* **YOUR INSTRUCTIONS**: Leaving out the pictures, please retype each record exactly.
============================================================
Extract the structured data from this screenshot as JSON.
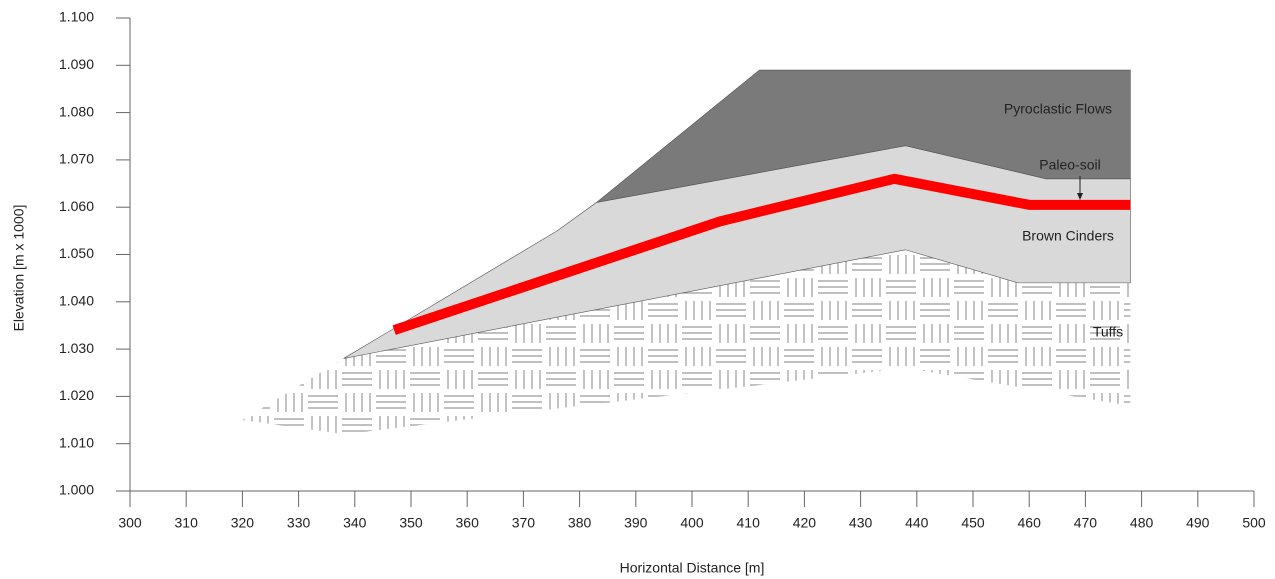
{
  "chart_data": {
    "type": "cross-section",
    "xlabel": "Horizontal Distance [m]",
    "ylabel": "Elevation [m x 1000]",
    "xlim": [
      300,
      500
    ],
    "ylim": [
      1,
      1.1
    ],
    "xticks": [
      300,
      310,
      320,
      330,
      340,
      350,
      360,
      370,
      380,
      390,
      400,
      410,
      420,
      430,
      440,
      450,
      460,
      470,
      480,
      490,
      500
    ],
    "yticks": [
      {
        "value": 1,
        "label": "1.000"
      },
      {
        "value": 1.01,
        "label": "1.010"
      },
      {
        "value": 1.02,
        "label": "1.020"
      },
      {
        "value": 1.03,
        "label": "1.030"
      },
      {
        "value": 1.04,
        "label": "1.040"
      },
      {
        "value": 1.05,
        "label": "1.050"
      },
      {
        "value": 1.06,
        "label": "1.060"
      },
      {
        "value": 1.07,
        "label": "1.070"
      },
      {
        "value": 1.08,
        "label": "1.080"
      },
      {
        "value": 1.09,
        "label": "1.090"
      },
      {
        "value": 1.1,
        "label": "1.100"
      }
    ],
    "series": [
      {
        "name": "Tuffs",
        "kind": "hatch",
        "color": "#8c8c8c",
        "x": [
          320,
          338,
          383,
          438,
          458,
          478,
          478,
          438,
          380,
          338
        ],
        "values": [
          1.015,
          1.028,
          1.039,
          1.051,
          1.044,
          1.044,
          1.018,
          1.026,
          1.018,
          1.012
        ]
      },
      {
        "name": "Brown Cinders",
        "kind": "polygon",
        "color": "#d9d9d9",
        "x": [
          338,
          376,
          383,
          438,
          463,
          478,
          478,
          458,
          438,
          338
        ],
        "values": [
          1.028,
          1.055,
          1.061,
          1.073,
          1.066,
          1.066,
          1.044,
          1.044,
          1.051,
          1.028
        ]
      },
      {
        "name": "Pyroclastic Flows",
        "kind": "polygon",
        "color": "#7a7a7a",
        "x": [
          383,
          412,
          478,
          478,
          463,
          438
        ],
        "values": [
          1.061,
          1.089,
          1.089,
          1.066,
          1.066,
          1.073
        ]
      },
      {
        "name": "Paleo-soil",
        "kind": "line",
        "color": "#ff0000",
        "x": [
          347,
          405,
          436,
          460,
          478
        ],
        "values": [
          1.034,
          1.057,
          1.066,
          1.0605,
          1.0605
        ]
      }
    ]
  }
}
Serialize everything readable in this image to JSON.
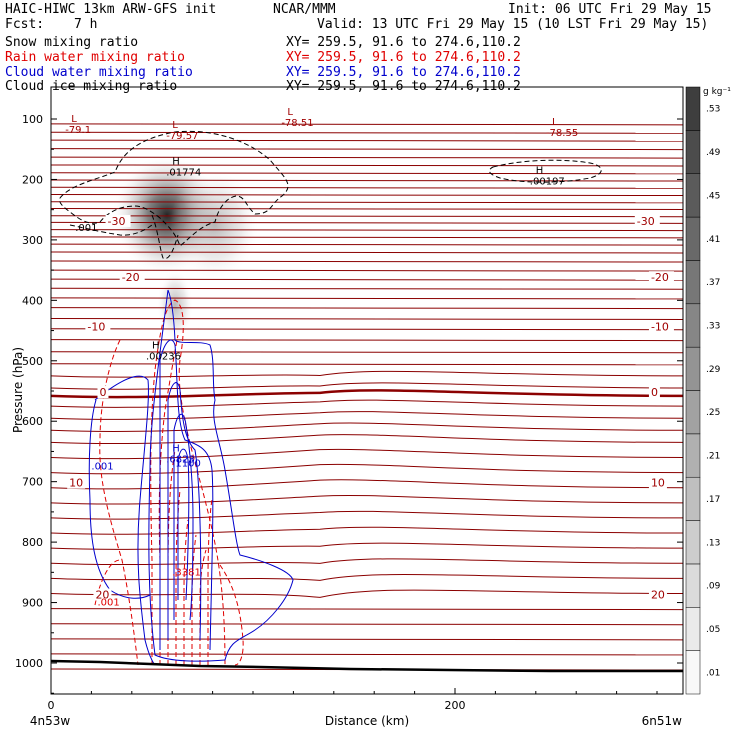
{
  "header": {
    "title_left": "HAIC-HIWC 13km ARW-GFS init",
    "title_mid": "NCAR/MMM",
    "init": "Init: 06 UTC Fri 29 May 15",
    "fcst_label": "Fcst:",
    "fcst_value": "7 h",
    "valid": "Valid: 13 UTC Fri 29 May 15 (10 LST Fri 29 May 15)"
  },
  "fields": [
    {
      "name": "Snow mixing ratio",
      "xy": "XY= 259.5, 91.6 to 274.6,110.2",
      "color": "#000000"
    },
    {
      "name": "Rain water mixing ratio",
      "xy": "XY= 259.5, 91.6 to 274.6,110.2",
      "color": "#e00000"
    },
    {
      "name": "Cloud water mixing ratio",
      "xy": "XY= 259.5, 91.6 to 274.6,110.2",
      "color": "#0000cc"
    },
    {
      "name": "Cloud ice mixing ratio",
      "xy": "XY= 259.5, 91.6 to 274.6,110.2",
      "color": "#000000"
    }
  ],
  "chart_data": {
    "type": "cross-section contour",
    "xlabel": "Distance (km)",
    "ylabel": "Pressure (hPa)",
    "xlim": [
      0,
      312
    ],
    "ylim": [
      1050,
      50
    ],
    "x_ticks": [
      0,
      200
    ],
    "y_ticks": [
      100,
      200,
      300,
      400,
      500,
      600,
      700,
      800,
      900,
      1000
    ],
    "endpoint_left": "4n53w",
    "endpoint_right": "6n51w",
    "colorbar": {
      "unit": "g kg⁻¹",
      "levels": [
        ".01",
        ".05",
        ".09",
        ".13",
        ".17",
        ".21",
        ".25",
        ".29",
        ".33",
        ".37",
        ".41",
        ".45",
        ".49",
        ".53"
      ]
    },
    "temperature_labels": [
      {
        "x": 28,
        "p": 272,
        "label": "-30"
      },
      {
        "x": 290,
        "p": 272,
        "label": "-30"
      },
      {
        "x": 35,
        "p": 365,
        "label": "-20"
      },
      {
        "x": 297,
        "p": 365,
        "label": "-20"
      },
      {
        "x": 18,
        "p": 447,
        "label": "-10"
      },
      {
        "x": 297,
        "p": 447,
        "label": "-10"
      },
      {
        "x": 24,
        "p": 555,
        "label": "0"
      },
      {
        "x": 297,
        "p": 555,
        "label": "0"
      },
      {
        "x": 9,
        "p": 705,
        "label": "10"
      },
      {
        "x": 297,
        "p": 705,
        "label": "10"
      },
      {
        "x": 22,
        "p": 890,
        "label": "20"
      },
      {
        "x": 297,
        "p": 890,
        "label": "20"
      }
    ],
    "extrema": [
      {
        "type": "L",
        "value": "-79.1",
        "x": 10,
        "p": 105,
        "color": "#a00000"
      },
      {
        "type": "L",
        "value": "-79.57",
        "x": 60,
        "p": 115,
        "color": "#a00000"
      },
      {
        "type": "L",
        "value": "-78.51",
        "x": 117,
        "p": 93,
        "color": "#a00000"
      },
      {
        "type": "L",
        "value": "-78.55",
        "x": 248,
        "p": 110,
        "color": "#a00000"
      },
      {
        "type": "H",
        "value": ".01774",
        "x": 60,
        "p": 175,
        "color": "#000000"
      },
      {
        "type": "H",
        "value": ".00197",
        "x": 240,
        "p": 190,
        "color": "#000000"
      },
      {
        "type": "H",
        "value": ".00236",
        "x": 50,
        "p": 480,
        "color": "#000000"
      },
      {
        "type": "H",
        "value": ".6823",
        "x": 60,
        "p": 650,
        "color": "#0000cc"
      }
    ],
    "contour_labels": [
      {
        "x": 12,
        "p": 285,
        "label": ".001",
        "color": "#000000"
      },
      {
        "x": 20,
        "p": 680,
        "label": ".001",
        "color": "#0000cc"
      },
      {
        "x": 23,
        "p": 905,
        "label": ".001",
        "color": "#e00000"
      },
      {
        "x": 60,
        "p": 675,
        "label": ".1100",
        "color": "#0000cc"
      },
      {
        "x": 60,
        "p": 855,
        "label": ".3381",
        "color": "#e00000"
      }
    ]
  }
}
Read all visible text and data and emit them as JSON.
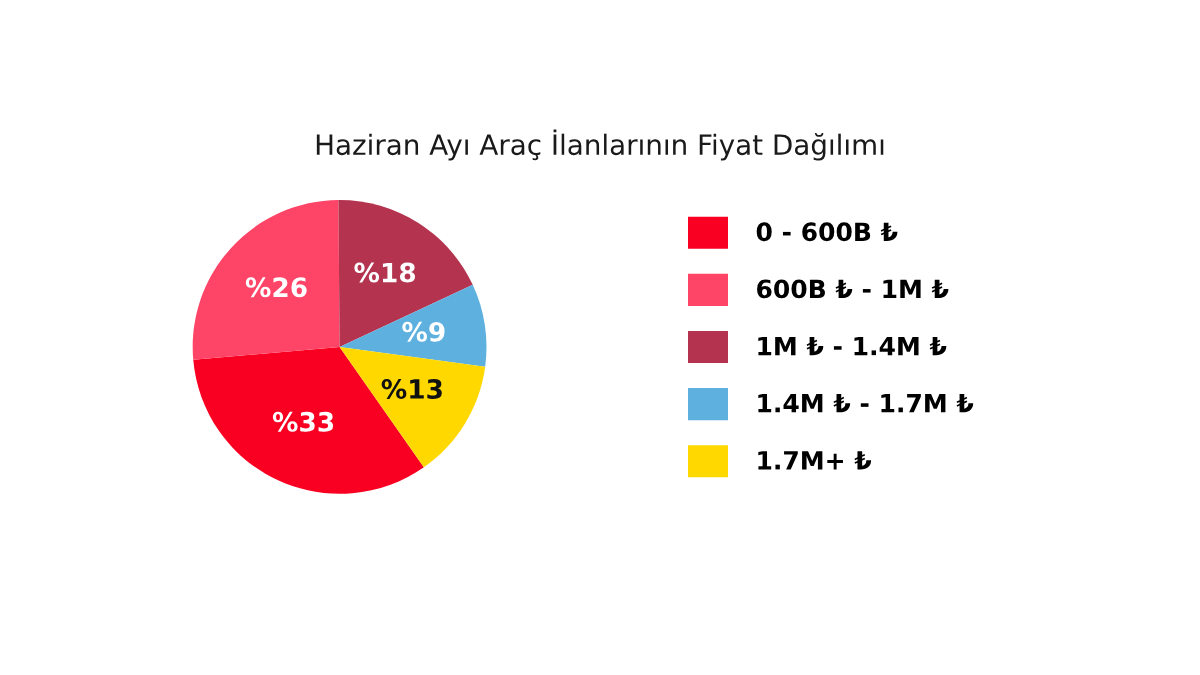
{
  "chart_data": {
    "type": "pie",
    "title": "Haziran Ayı Araç İlanlarının Fiyat Dağılımı",
    "categories": [
      "0 - 600B ₺",
      "600B ₺ - 1M ₺",
      "1M ₺ - 1.4M ₺",
      "1.4M ₺ - 1.7M ₺",
      "1.7M+ ₺"
    ],
    "values": [
      33,
      26,
      18,
      9,
      13
    ],
    "colors": [
      "#f90022",
      "#fe4567",
      "#b43450",
      "#5eb0df",
      "#ffd800"
    ],
    "value_labels": [
      "%33",
      "%26",
      "%18",
      "%9",
      "%13"
    ],
    "legend": "right"
  }
}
============================================================
* **FULL ANSWER**:
Extract the structured data from this screenshot as JSON.
{
  "chart_data": {
    "type": "cross-section",
    "xlabel": "Horizontal Distance [m]",
    "ylabel": "Elevation [m x 1000]",
    "xlim": [
      300,
      500
    ],
    "ylim": [
      1,
      1.1
    ],
    "xticks": [
      300,
      310,
      320,
      330,
      340,
      350,
      360,
      370,
      380,
      390,
      400,
      410,
      420,
      430,
      440,
      450,
      460,
      470,
      480,
      490,
      500
    ],
    "yticks": [
      {
        "value": 1,
        "label": "1.000"
      },
      {
        "value": 1.01,
        "label": "1.010"
      },
      {
        "value": 1.02,
        "label": "1.020"
      },
      {
        "value": 1.03,
        "label": "1.030"
      },
      {
        "value": 1.04,
        "label": "1.040"
      },
      {
        "value": 1.05,
        "label": "1.050"
      },
      {
        "value": 1.06,
        "label": "1.060"
      },
      {
        "value": 1.07,
        "label": "1.070"
      },
      {
        "value": 1.08,
        "label": "1.080"
      },
      {
        "value": 1.09,
        "label": "1.090"
      },
      {
        "value": 1.1,
        "label": "1.100"
      }
    ],
    "series": [
      {
        "name": "Tuffs",
        "kind": "hatch",
        "color": "#8c8c8c",
        "x": [
          320,
          338,
          383,
          438,
          458,
          478,
          478,
          438,
          380,
          338
        ],
        "values": [
          1.015,
          1.028,
          1.039,
          1.051,
          1.044,
          1.044,
          1.018,
          1.026,
          1.018,
          1.012
        ]
      },
      {
        "name": "Brown Cinders",
        "kind": "polygon",
        "color": "#d9d9d9",
        "x": [
          338,
          376,
          383,
          438,
          463,
          478,
          478,
          458,
          438,
          338
        ],
        "values": [
          1.028,
          1.055,
          1.061,
          1.073,
          1.066,
          1.066,
          1.044,
          1.044,
          1.051,
          1.028
        ]
      },
      {
        "name": "Pyroclastic Flows",
        "kind": "polygon",
        "color": "#7a7a7a",
        "x": [
          383,
          412,
          478,
          478,
          463,
          438
        ],
        "values": [
          1.061,
          1.089,
          1.089,
          1.066,
          1.066,
          1.073
        ]
      },
      {
        "name": "Paleo-soil",
        "kind": "line",
        "color": "#ff0000",
        "x": [
          347,
          405,
          436,
          460,
          478
        ],
        "values": [
          1.034,
          1.057,
          1.066,
          1.0605,
          1.0605
        ]
      }
    ]
  }
}
Serialize everything readable in this image to JSON.
{
  "header": {
    "title_left": "HAIC-HIWC 13km ARW-GFS init",
    "title_mid": "NCAR/MMM",
    "init": "Init: 06 UTC Fri 29 May 15",
    "fcst_label": "Fcst:",
    "fcst_value": "7 h",
    "valid": "Valid: 13 UTC Fri 29 May 15 (10 LST Fri 29 May 15)"
  },
  "fields": [
    {
      "name": "Snow mixing ratio",
      "xy": "XY= 259.5, 91.6 to 274.6,110.2",
      "color": "#000000"
    },
    {
      "name": "Rain water mixing ratio",
      "xy": "XY= 259.5, 91.6 to 274.6,110.2",
      "color": "#e00000"
    },
    {
      "name": "Cloud water mixing ratio",
      "xy": "XY= 259.5, 91.6 to 274.6,110.2",
      "color": "#0000cc"
    },
    {
      "name": "Cloud ice mixing ratio",
      "xy": "XY= 259.5, 91.6 to 274.6,110.2",
      "color": "#000000"
    }
  ],
  "chart_data": {
    "type": "cross-section contour",
    "xlabel": "Distance (km)",
    "ylabel": "Pressure (hPa)",
    "xlim": [
      0,
      312
    ],
    "ylim": [
      1050,
      50
    ],
    "x_ticks": [
      0,
      200
    ],
    "y_ticks": [
      100,
      200,
      300,
      400,
      500,
      600,
      700,
      800,
      900,
      1000
    ],
    "endpoint_left": "4n53w",
    "endpoint_right": "6n51w",
    "colorbar": {
      "unit": "g kg⁻¹",
      "levels": [
        ".01",
        ".05",
        ".09",
        ".13",
        ".17",
        ".21",
        ".25",
        ".29",
        ".33",
        ".37",
        ".41",
        ".45",
        ".49",
        ".53"
      ]
    },
    "temperature_labels": [
      {
        "x": 28,
        "p": 272,
        "label": "-30"
      },
      {
        "x": 290,
        "p": 272,
        "label": "-30"
      },
      {
        "x": 35,
        "p": 365,
        "label": "-20"
      },
      {
        "x": 297,
        "p": 365,
        "label": "-20"
      },
      {
        "x": 18,
        "p": 447,
        "label": "-10"
      },
      {
        "x": 297,
        "p": 447,
        "label": "-10"
      },
      {
        "x": 24,
        "p": 555,
        "label": "0"
      },
      {
        "x": 297,
        "p": 555,
        "label": "0"
      },
      {
        "x": 9,
        "p": 705,
        "label": "10"
      },
      {
        "x": 297,
        "p": 705,
        "label": "10"
      },
      {
        "x": 22,
        "p": 890,
        "label": "20"
      },
      {
        "x": 297,
        "p": 890,
        "label": "20"
      }
    ],
    "extrema": [
      {
        "type": "L",
        "value": "-79.1",
        "x": 10,
        "p": 105,
        "color": "#a00000"
      },
      {
        "type": "L",
        "value": "-79.57",
        "x": 60,
        "p": 115,
        "color": "#a00000"
      },
      {
        "type": "L",
        "value": "-78.51",
        "x": 117,
        "p": 93,
        "color": "#a00000"
      },
      {
        "type": "L",
        "value": "-78.55",
        "x": 248,
        "p": 110,
        "color": "#a00000"
      },
      {
        "type": "H",
        "value": ".01774",
        "x": 60,
        "p": 175,
        "color": "#000000"
      },
      {
        "type": "H",
        "value": ".00197",
        "x": 240,
        "p": 190,
        "color": "#000000"
      },
      {
        "type": "H",
        "value": ".00236",
        "x": 50,
        "p": 480,
        "color": "#000000"
      },
      {
        "type": "H",
        "value": ".6823",
        "x": 60,
        "p": 650,
        "color": "#0000cc"
      }
    ],
    "contour_labels": [
      {
        "x": 12,
        "p": 285,
        "label": ".001",
        "color": "#000000"
      },
      {
        "x": 20,
        "p": 680,
        "label": ".001",
        "color": "#0000cc"
      },
      {
        "x": 23,
        "p": 905,
        "label": ".001",
        "color": "#e00000"
      },
      {
        "x": 60,
        "p": 675,
        "label": ".1100",
        "color": "#0000cc"
      },
      {
        "x": 60,
        "p": 855,
        "label": ".3381",
        "color": "#e00000"
      }
    ]
  }
}
Read all visible text and data and emit them as JSON.
{
  "chart_data": {
    "type": "pie",
    "title": "Haziran Ayı Araç İlanlarının Fiyat Dağılımı",
    "categories": [
      "0 - 600B ₺",
      "600B ₺ - 1M ₺",
      "1M ₺ - 1.4M ₺",
      "1.4M ₺ - 1.7M ₺",
      "1.7M+ ₺"
    ],
    "values": [
      33,
      26,
      18,
      9,
      13
    ],
    "colors": [
      "#f90022",
      "#fe4567",
      "#b43450",
      "#5eb0df",
      "#ffd800"
    ],
    "value_labels": [
      "%33",
      "%26",
      "%18",
      "%9",
      "%13"
    ],
    "legend": "right"
  }
}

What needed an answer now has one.